Reproduce the entries below with each "candle-body" changed to "candlestick-body" and everything else left the same.

### EXTRACTED RECORDS
++++++++
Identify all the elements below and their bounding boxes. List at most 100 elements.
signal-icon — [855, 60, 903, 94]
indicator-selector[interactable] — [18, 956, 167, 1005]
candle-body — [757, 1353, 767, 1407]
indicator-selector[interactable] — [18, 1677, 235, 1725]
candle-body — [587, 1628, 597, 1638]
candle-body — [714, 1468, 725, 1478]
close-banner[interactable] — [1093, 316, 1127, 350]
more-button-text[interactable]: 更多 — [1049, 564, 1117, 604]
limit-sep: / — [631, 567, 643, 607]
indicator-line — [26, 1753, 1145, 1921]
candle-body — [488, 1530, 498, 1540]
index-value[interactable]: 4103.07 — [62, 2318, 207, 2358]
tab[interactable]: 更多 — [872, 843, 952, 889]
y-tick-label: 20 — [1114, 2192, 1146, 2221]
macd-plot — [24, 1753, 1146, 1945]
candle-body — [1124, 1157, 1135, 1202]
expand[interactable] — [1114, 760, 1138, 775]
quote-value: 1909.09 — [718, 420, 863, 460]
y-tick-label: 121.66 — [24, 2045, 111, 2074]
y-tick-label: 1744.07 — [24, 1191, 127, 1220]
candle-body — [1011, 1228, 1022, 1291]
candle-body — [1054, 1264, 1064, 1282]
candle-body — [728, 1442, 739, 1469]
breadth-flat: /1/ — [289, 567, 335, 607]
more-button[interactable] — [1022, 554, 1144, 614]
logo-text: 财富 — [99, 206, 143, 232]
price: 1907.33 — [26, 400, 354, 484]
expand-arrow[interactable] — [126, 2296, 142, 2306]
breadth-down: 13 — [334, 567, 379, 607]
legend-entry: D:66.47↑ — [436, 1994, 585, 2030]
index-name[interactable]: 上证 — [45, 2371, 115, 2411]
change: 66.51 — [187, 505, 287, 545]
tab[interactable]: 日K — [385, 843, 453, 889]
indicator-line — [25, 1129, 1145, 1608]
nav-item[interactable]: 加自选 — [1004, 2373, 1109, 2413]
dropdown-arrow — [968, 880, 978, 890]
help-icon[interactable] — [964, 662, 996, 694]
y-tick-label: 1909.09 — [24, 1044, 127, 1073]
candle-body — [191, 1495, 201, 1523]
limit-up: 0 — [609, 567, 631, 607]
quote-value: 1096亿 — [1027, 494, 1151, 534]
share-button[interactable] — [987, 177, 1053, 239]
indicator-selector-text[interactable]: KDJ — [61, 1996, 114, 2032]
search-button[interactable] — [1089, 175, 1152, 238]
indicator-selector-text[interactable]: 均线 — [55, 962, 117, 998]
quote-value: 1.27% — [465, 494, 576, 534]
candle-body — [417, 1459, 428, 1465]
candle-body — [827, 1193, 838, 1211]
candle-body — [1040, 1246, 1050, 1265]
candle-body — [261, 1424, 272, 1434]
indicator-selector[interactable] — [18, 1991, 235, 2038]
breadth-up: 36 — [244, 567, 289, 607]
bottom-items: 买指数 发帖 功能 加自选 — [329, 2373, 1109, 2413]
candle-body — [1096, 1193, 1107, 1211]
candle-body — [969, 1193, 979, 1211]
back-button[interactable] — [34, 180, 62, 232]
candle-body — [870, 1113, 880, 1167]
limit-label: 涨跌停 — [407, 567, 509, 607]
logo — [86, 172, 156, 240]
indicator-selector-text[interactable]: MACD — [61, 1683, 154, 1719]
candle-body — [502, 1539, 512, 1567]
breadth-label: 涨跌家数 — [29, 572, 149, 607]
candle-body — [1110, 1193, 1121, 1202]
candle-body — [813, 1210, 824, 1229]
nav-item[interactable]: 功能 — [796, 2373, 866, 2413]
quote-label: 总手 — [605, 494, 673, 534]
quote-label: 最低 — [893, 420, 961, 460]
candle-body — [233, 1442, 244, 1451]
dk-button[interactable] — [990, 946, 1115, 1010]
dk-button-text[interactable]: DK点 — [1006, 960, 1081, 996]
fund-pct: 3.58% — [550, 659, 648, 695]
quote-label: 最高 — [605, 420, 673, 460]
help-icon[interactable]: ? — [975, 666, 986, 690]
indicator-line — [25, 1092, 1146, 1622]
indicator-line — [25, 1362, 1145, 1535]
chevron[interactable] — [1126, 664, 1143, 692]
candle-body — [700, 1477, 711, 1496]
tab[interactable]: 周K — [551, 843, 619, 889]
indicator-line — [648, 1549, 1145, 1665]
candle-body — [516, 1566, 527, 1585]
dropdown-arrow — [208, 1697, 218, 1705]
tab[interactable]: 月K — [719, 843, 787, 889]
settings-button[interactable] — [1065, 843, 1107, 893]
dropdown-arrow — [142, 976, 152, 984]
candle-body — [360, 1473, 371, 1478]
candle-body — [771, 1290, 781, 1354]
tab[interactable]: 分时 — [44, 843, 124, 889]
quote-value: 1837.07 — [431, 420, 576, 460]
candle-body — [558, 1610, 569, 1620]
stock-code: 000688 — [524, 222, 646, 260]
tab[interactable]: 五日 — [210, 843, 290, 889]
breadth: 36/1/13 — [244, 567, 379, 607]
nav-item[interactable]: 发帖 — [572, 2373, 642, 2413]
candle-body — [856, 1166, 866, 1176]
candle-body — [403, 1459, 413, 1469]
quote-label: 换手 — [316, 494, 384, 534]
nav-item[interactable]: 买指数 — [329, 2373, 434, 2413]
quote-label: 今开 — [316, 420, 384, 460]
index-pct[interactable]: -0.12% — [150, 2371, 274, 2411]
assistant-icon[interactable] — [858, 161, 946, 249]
++++++++
### SOLUTION
Identify all the elements below and their bounding boxes. List at most 100 elements.
signal-icon — [855, 60, 903, 94]
indicator-selector[interactable] — [18, 956, 167, 1005]
candlestick-body — [757, 1353, 767, 1407]
indicator-selector[interactable] — [18, 1677, 235, 1725]
candlestick-body — [587, 1628, 597, 1638]
candlestick-body — [714, 1468, 725, 1478]
close-banner[interactable] — [1093, 316, 1127, 350]
more-button-text[interactable]: 更多 — [1049, 564, 1117, 604]
limit-sep: / — [631, 567, 643, 607]
indicator-line — [26, 1753, 1145, 1921]
candlestick-body — [488, 1530, 498, 1540]
index-value[interactable]: 4103.07 — [62, 2318, 207, 2358]
tab[interactable]: 更多 — [872, 843, 952, 889]
y-tick-label: 20 — [1114, 2192, 1146, 2221]
macd-plot — [24, 1753, 1146, 1945]
candlestick-body — [1124, 1157, 1135, 1202]
expand[interactable] — [1114, 760, 1138, 775]
quote-value: 1909.09 — [718, 420, 863, 460]
y-tick-label: 121.66 — [24, 2045, 111, 2074]
y-tick-label: 1744.07 — [24, 1191, 127, 1220]
candlestick-body — [1011, 1228, 1022, 1291]
candlestick-body — [1054, 1264, 1064, 1282]
candlestick-body — [728, 1442, 739, 1469]
breadth-flat: /1/ — [289, 567, 335, 607]
more-button[interactable] — [1022, 554, 1144, 614]
logo-text: 财富 — [99, 206, 143, 232]
price: 1907.33 — [26, 400, 354, 484]
expand-arrow[interactable] — [126, 2296, 142, 2306]
breadth-down: 13 — [334, 567, 379, 607]
legend-entry: D:66.47↑ — [436, 1994, 585, 2030]
index-name[interactable]: 上证 — [45, 2371, 115, 2411]
change: 66.51 — [187, 505, 287, 545]
tab[interactable]: 日K — [385, 843, 453, 889]
indicator-line — [25, 1129, 1145, 1608]
nav-item[interactable]: 加自选 — [1004, 2373, 1109, 2413]
dropdown-arrow — [968, 880, 978, 890]
help-icon[interactable] — [964, 662, 996, 694]
y-tick-label: 1909.09 — [24, 1044, 127, 1073]
candlestick-body — [191, 1495, 201, 1523]
limit-up: 0 — [609, 567, 631, 607]
quote-value: 1096亿 — [1027, 494, 1151, 534]
share-button[interactable] — [987, 177, 1053, 239]
indicator-selector-text[interactable]: KDJ — [61, 1996, 114, 2032]
search-button[interactable] — [1089, 175, 1152, 238]
indicator-selector-text[interactable]: 均线 — [55, 962, 117, 998]
quote-value: 1.27% — [465, 494, 576, 534]
candlestick-body — [417, 1459, 428, 1465]
candlestick-body — [827, 1193, 838, 1211]
candlestick-body — [1040, 1246, 1050, 1265]
candlestick-body — [261, 1424, 272, 1434]
indicator-selector[interactable] — [18, 1991, 235, 2038]
breadth-up: 36 — [244, 567, 289, 607]
bottom-items: 买指数 发帖 功能 加自选 — [329, 2373, 1109, 2413]
candlestick-body — [1096, 1193, 1107, 1211]
candlestick-body — [969, 1193, 979, 1211]
back-button[interactable] — [34, 180, 62, 232]
candlestick-body — [870, 1113, 880, 1167]
limit-label: 涨跌停 — [407, 567, 509, 607]
logo — [86, 172, 156, 240]
indicator-selector-text[interactable]: MACD — [61, 1683, 154, 1719]
candlestick-body — [502, 1539, 512, 1567]
breadth-label: 涨跌家数 — [29, 572, 149, 607]
candlestick-body — [1110, 1193, 1121, 1202]
candlestick-body — [813, 1210, 824, 1229]
nav-item[interactable]: 功能 — [796, 2373, 866, 2413]
quote-label: 总手 — [605, 494, 673, 534]
quote-label: 最低 — [893, 420, 961, 460]
candlestick-body — [233, 1442, 244, 1451]
dk-button[interactable] — [990, 946, 1115, 1010]
dk-button-text[interactable]: DK点 — [1006, 960, 1081, 996]
fund-pct: 3.58% — [550, 659, 648, 695]
quote-label: 最高 — [605, 420, 673, 460]
help-icon[interactable]: ? — [975, 666, 986, 690]
indicator-line — [25, 1092, 1146, 1622]
indicator-line — [25, 1362, 1145, 1535]
chevron[interactable] — [1126, 664, 1143, 692]
candlestick-body — [700, 1477, 711, 1496]
tab[interactable]: 周K — [551, 843, 619, 889]
indicator-line — [648, 1549, 1145, 1665]
candlestick-body — [516, 1566, 527, 1585]
dropdown-arrow — [208, 1697, 218, 1705]
tab[interactable]: 月K — [719, 843, 787, 889]
settings-button[interactable] — [1065, 843, 1107, 893]
dropdown-arrow — [142, 976, 152, 984]
candlestick-body — [360, 1473, 371, 1478]
candlestick-body — [771, 1290, 781, 1354]
tab[interactable]: 分时 — [44, 843, 124, 889]
quote-value: 1837.07 — [431, 420, 576, 460]
candlestick-body — [558, 1610, 569, 1620]
stock-code: 000688 — [524, 222, 646, 260]
tab[interactable]: 五日 — [210, 843, 290, 889]
breadth: 36/1/13 — [244, 567, 379, 607]
nav-item[interactable]: 发帖 — [572, 2373, 642, 2413]
candlestick-body — [856, 1166, 866, 1176]
candlestick-body — [403, 1459, 413, 1469]
quote-label: 换手 — [316, 494, 384, 534]
nav-item[interactable]: 买指数 — [329, 2373, 434, 2413]
quote-label: 今开 — [316, 420, 384, 460]
index-pct[interactable]: -0.12% — [150, 2371, 274, 2411]
assistant-icon[interactable] — [858, 161, 946, 249]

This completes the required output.